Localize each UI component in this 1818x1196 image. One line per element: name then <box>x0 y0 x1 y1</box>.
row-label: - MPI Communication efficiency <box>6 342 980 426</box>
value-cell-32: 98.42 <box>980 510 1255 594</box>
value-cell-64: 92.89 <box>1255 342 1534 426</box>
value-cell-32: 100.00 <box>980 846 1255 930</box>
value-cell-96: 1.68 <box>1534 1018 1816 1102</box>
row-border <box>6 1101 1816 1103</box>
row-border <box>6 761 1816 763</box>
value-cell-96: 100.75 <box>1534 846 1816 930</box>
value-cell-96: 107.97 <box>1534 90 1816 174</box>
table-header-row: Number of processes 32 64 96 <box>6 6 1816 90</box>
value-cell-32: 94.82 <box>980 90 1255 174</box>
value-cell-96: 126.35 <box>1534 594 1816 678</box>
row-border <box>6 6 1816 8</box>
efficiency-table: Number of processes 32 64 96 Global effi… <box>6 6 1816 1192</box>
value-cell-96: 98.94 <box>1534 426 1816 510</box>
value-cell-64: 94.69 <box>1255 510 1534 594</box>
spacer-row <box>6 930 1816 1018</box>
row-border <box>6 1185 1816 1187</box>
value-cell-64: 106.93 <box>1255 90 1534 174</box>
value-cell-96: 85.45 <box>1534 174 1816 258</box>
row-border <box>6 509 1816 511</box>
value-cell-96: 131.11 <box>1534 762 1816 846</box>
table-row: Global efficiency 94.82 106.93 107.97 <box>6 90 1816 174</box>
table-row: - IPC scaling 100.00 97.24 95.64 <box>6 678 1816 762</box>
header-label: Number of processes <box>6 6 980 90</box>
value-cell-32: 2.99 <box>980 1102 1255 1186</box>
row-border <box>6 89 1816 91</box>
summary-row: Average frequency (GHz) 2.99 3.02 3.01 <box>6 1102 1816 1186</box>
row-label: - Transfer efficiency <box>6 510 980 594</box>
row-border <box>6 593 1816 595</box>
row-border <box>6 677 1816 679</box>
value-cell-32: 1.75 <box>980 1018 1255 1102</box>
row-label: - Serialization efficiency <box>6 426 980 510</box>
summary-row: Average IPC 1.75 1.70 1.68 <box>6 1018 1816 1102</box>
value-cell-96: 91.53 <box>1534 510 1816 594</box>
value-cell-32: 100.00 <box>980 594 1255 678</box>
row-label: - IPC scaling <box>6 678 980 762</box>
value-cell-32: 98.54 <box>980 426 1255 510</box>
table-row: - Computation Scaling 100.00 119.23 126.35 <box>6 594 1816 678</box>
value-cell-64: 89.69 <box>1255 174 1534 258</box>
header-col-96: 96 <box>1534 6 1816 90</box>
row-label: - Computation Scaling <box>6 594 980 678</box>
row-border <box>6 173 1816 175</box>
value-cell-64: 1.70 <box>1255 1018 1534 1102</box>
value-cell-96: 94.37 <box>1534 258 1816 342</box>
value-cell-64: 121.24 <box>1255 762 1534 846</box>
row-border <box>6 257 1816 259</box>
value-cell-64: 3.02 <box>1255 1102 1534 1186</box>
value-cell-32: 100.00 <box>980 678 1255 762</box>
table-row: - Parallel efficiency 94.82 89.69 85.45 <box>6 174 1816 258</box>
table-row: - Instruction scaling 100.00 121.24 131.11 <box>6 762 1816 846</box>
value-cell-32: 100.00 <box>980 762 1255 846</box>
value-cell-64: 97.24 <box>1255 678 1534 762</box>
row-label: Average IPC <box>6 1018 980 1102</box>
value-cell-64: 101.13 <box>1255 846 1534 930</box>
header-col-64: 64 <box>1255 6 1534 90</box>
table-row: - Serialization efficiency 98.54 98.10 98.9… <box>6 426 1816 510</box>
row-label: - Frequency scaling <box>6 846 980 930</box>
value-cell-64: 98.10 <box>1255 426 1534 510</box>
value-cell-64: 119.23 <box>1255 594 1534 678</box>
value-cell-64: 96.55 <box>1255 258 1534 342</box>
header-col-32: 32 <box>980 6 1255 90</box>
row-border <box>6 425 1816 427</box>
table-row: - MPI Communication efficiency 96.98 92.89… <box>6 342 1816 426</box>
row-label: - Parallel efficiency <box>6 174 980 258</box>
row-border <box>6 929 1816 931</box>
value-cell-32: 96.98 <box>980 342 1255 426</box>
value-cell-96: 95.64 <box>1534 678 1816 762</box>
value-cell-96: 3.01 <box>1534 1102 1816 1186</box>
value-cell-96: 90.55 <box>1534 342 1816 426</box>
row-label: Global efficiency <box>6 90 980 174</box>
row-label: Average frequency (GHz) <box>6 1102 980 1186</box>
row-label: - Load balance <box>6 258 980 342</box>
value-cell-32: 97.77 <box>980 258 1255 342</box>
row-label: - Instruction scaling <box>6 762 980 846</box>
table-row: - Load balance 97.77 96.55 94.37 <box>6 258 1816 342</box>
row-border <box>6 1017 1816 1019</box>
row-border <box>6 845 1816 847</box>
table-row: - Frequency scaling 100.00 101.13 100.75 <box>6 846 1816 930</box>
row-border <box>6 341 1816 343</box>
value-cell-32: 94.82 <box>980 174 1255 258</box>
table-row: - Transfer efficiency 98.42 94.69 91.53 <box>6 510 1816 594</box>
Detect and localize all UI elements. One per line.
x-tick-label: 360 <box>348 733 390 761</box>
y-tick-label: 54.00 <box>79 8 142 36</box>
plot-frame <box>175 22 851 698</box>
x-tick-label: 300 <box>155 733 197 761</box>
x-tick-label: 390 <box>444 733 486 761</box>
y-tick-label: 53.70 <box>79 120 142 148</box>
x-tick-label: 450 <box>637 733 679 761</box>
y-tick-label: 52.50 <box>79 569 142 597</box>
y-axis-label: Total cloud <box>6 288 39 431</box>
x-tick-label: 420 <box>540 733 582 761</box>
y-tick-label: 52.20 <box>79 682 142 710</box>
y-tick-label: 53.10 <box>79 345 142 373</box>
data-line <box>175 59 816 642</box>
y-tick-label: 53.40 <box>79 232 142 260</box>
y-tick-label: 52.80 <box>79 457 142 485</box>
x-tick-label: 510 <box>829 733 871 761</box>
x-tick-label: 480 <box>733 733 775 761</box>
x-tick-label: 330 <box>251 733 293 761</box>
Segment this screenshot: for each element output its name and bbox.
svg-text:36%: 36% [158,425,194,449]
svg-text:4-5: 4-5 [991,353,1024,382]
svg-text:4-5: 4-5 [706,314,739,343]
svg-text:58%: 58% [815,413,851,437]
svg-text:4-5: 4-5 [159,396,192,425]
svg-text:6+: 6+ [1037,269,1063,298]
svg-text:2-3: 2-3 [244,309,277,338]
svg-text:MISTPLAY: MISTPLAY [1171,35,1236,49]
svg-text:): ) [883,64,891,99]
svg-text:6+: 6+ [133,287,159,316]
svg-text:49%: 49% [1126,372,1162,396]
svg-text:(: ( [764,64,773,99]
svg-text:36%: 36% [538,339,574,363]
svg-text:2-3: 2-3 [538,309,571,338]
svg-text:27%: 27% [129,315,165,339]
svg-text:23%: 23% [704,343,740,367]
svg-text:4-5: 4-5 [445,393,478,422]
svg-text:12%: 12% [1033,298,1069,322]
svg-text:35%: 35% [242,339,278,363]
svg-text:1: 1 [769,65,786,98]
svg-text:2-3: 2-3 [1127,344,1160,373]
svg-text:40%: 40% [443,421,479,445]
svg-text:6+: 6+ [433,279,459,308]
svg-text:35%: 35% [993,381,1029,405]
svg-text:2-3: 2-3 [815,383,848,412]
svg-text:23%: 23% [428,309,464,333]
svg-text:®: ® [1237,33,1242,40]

☆ ☆ ☆ ☆ ☆

Change each occurrence of "row-border" in the rows above to "row-divider" and reproduce them with everything else unchanged.

* _Problem solution_
Localize each UI component in this 1818x1196 image. One line per element: name then <box>x0 y0 x1 y1</box>.
row-label: - MPI Communication efficiency <box>6 342 980 426</box>
value-cell-32: 98.42 <box>980 510 1255 594</box>
value-cell-64: 92.89 <box>1255 342 1534 426</box>
value-cell-32: 100.00 <box>980 846 1255 930</box>
value-cell-96: 1.68 <box>1534 1018 1816 1102</box>
row-divider <box>6 1101 1816 1103</box>
row-divider <box>6 761 1816 763</box>
value-cell-96: 100.75 <box>1534 846 1816 930</box>
value-cell-96: 107.97 <box>1534 90 1816 174</box>
table-header-row: Number of processes 32 64 96 <box>6 6 1816 90</box>
value-cell-32: 94.82 <box>980 90 1255 174</box>
value-cell-96: 126.35 <box>1534 594 1816 678</box>
row-divider <box>6 6 1816 8</box>
efficiency-table: Number of processes 32 64 96 Global effi… <box>6 6 1816 1192</box>
value-cell-96: 98.94 <box>1534 426 1816 510</box>
value-cell-64: 94.69 <box>1255 510 1534 594</box>
spacer-row <box>6 930 1816 1018</box>
row-divider <box>6 1185 1816 1187</box>
value-cell-64: 106.93 <box>1255 90 1534 174</box>
value-cell-96: 85.45 <box>1534 174 1816 258</box>
row-divider <box>6 509 1816 511</box>
value-cell-96: 131.11 <box>1534 762 1816 846</box>
table-row: Global efficiency 94.82 106.93 107.97 <box>6 90 1816 174</box>
table-row: - IPC scaling 100.00 97.24 95.64 <box>6 678 1816 762</box>
header-label: Number of processes <box>6 6 980 90</box>
value-cell-32: 2.99 <box>980 1102 1255 1186</box>
row-divider <box>6 89 1816 91</box>
summary-row: Average frequency (GHz) 2.99 3.02 3.01 <box>6 1102 1816 1186</box>
row-label: - Transfer efficiency <box>6 510 980 594</box>
row-divider <box>6 593 1816 595</box>
row-divider <box>6 677 1816 679</box>
value-cell-32: 1.75 <box>980 1018 1255 1102</box>
row-label: - Serialization efficiency <box>6 426 980 510</box>
summary-row: Average IPC 1.75 1.70 1.68 <box>6 1018 1816 1102</box>
value-cell-96: 91.53 <box>1534 510 1816 594</box>
value-cell-32: 100.00 <box>980 594 1255 678</box>
row-label: - IPC scaling <box>6 678 980 762</box>
value-cell-32: 98.54 <box>980 426 1255 510</box>
table-row: - Computation Scaling 100.00 119.23 126.35 <box>6 594 1816 678</box>
value-cell-64: 89.69 <box>1255 174 1534 258</box>
header-col-96: 96 <box>1534 6 1816 90</box>
row-label: - Computation Scaling <box>6 594 980 678</box>
row-divider <box>6 173 1816 175</box>
value-cell-64: 1.70 <box>1255 1018 1534 1102</box>
value-cell-96: 94.37 <box>1534 258 1816 342</box>
value-cell-64: 121.24 <box>1255 762 1534 846</box>
row-divider <box>6 257 1816 259</box>
value-cell-64: 3.02 <box>1255 1102 1534 1186</box>
value-cell-32: 100.00 <box>980 678 1255 762</box>
table-row: - Parallel efficiency 94.82 89.69 85.45 <box>6 174 1816 258</box>
table-row: - Instruction scaling 100.00 121.24 131.11 <box>6 762 1816 846</box>
value-cell-32: 100.00 <box>980 762 1255 846</box>
value-cell-64: 97.24 <box>1255 678 1534 762</box>
row-label: Average IPC <box>6 1018 980 1102</box>
value-cell-64: 101.13 <box>1255 846 1534 930</box>
header-col-64: 64 <box>1255 6 1534 90</box>
table-row: - Serialization efficiency 98.54 98.10 98.9… <box>6 426 1816 510</box>
row-label: - Frequency scaling <box>6 846 980 930</box>
value-cell-64: 98.10 <box>1255 426 1534 510</box>
value-cell-64: 119.23 <box>1255 594 1534 678</box>
value-cell-64: 96.55 <box>1255 258 1534 342</box>
header-col-32: 32 <box>980 6 1255 90</box>
row-divider <box>6 425 1816 427</box>
table-row: - MPI Communication efficiency 96.98 92.89… <box>6 342 1816 426</box>
row-label: - Parallel efficiency <box>6 174 980 258</box>
row-divider <box>6 929 1816 931</box>
value-cell-32: 96.98 <box>980 342 1255 426</box>
value-cell-96: 95.64 <box>1534 678 1816 762</box>
value-cell-96: 3.01 <box>1534 1102 1816 1186</box>
value-cell-96: 90.55 <box>1534 342 1816 426</box>
row-label: Global efficiency <box>6 90 980 174</box>
row-label: Average frequency (GHz) <box>6 1102 980 1186</box>
row-label: - Load balance <box>6 258 980 342</box>
value-cell-32: 97.77 <box>980 258 1255 342</box>
row-label: - Instruction scaling <box>6 762 980 846</box>
table-row: - Load balance 97.77 96.55 94.37 <box>6 258 1816 342</box>
row-divider <box>6 1017 1816 1019</box>
row-divider <box>6 845 1816 847</box>
table-row: - Frequency scaling 100.00 101.13 100.75 <box>6 846 1816 930</box>
row-divider <box>6 341 1816 343</box>
value-cell-32: 94.82 <box>980 174 1255 258</box>
table-row: - Transfer efficiency 98.42 94.69 91.53 <box>6 510 1816 594</box>
Detect and localize all UI elements. One per line.
x-tick-label: 360 <box>348 733 390 761</box>
y-tick-label: 54.00 <box>79 8 142 36</box>
plot-frame <box>175 22 851 698</box>
x-tick-label: 300 <box>155 733 197 761</box>
x-tick-label: 390 <box>444 733 486 761</box>
y-tick-label: 53.70 <box>79 120 142 148</box>
x-tick-label: 450 <box>637 733 679 761</box>
y-tick-label: 52.50 <box>79 569 142 597</box>
y-axis-label: Total cloud <box>6 288 39 431</box>
x-tick-label: 420 <box>540 733 582 761</box>
y-tick-label: 52.20 <box>79 682 142 710</box>
y-tick-label: 53.10 <box>79 345 142 373</box>
data-line <box>175 59 816 642</box>
y-tick-label: 53.40 <box>79 232 142 260</box>
y-tick-label: 52.80 <box>79 457 142 485</box>
x-tick-label: 510 <box>829 733 871 761</box>
x-tick-label: 480 <box>733 733 775 761</box>
x-tick-label: 330 <box>251 733 293 761</box>
Segment this screenshot: for each element output its name and bbox.
svg-text:36%: 36% [158,425,194,449]
svg-text:4-5: 4-5 [991,353,1024,382]
svg-text:4-5: 4-5 [706,314,739,343]
svg-text:58%: 58% [815,413,851,437]
svg-text:4-5: 4-5 [159,396,192,425]
svg-text:6+: 6+ [1037,269,1063,298]
svg-text:2-3: 2-3 [244,309,277,338]
svg-text:MISTPLAY: MISTPLAY [1171,35,1236,49]
svg-text:): ) [883,64,891,99]
svg-text:6+: 6+ [133,287,159,316]
svg-text:49%: 49% [1126,372,1162,396]
svg-text:(: ( [764,64,773,99]
svg-text:36%: 36% [538,339,574,363]
svg-text:2-3: 2-3 [538,309,571,338]
svg-text:27%: 27% [129,315,165,339]
svg-text:23%: 23% [704,343,740,367]
svg-text:4-5: 4-5 [445,393,478,422]
svg-text:12%: 12% [1033,298,1069,322]
svg-text:35%: 35% [242,339,278,363]
svg-text:1: 1 [769,65,786,98]
svg-text:2-3: 2-3 [1127,344,1160,373]
svg-text:40%: 40% [443,421,479,445]
svg-text:6+: 6+ [433,279,459,308]
svg-text:35%: 35% [993,381,1029,405]
svg-text:2-3: 2-3 [815,383,848,412]
svg-text:23%: 23% [428,309,464,333]
svg-text:®: ® [1237,33,1242,40]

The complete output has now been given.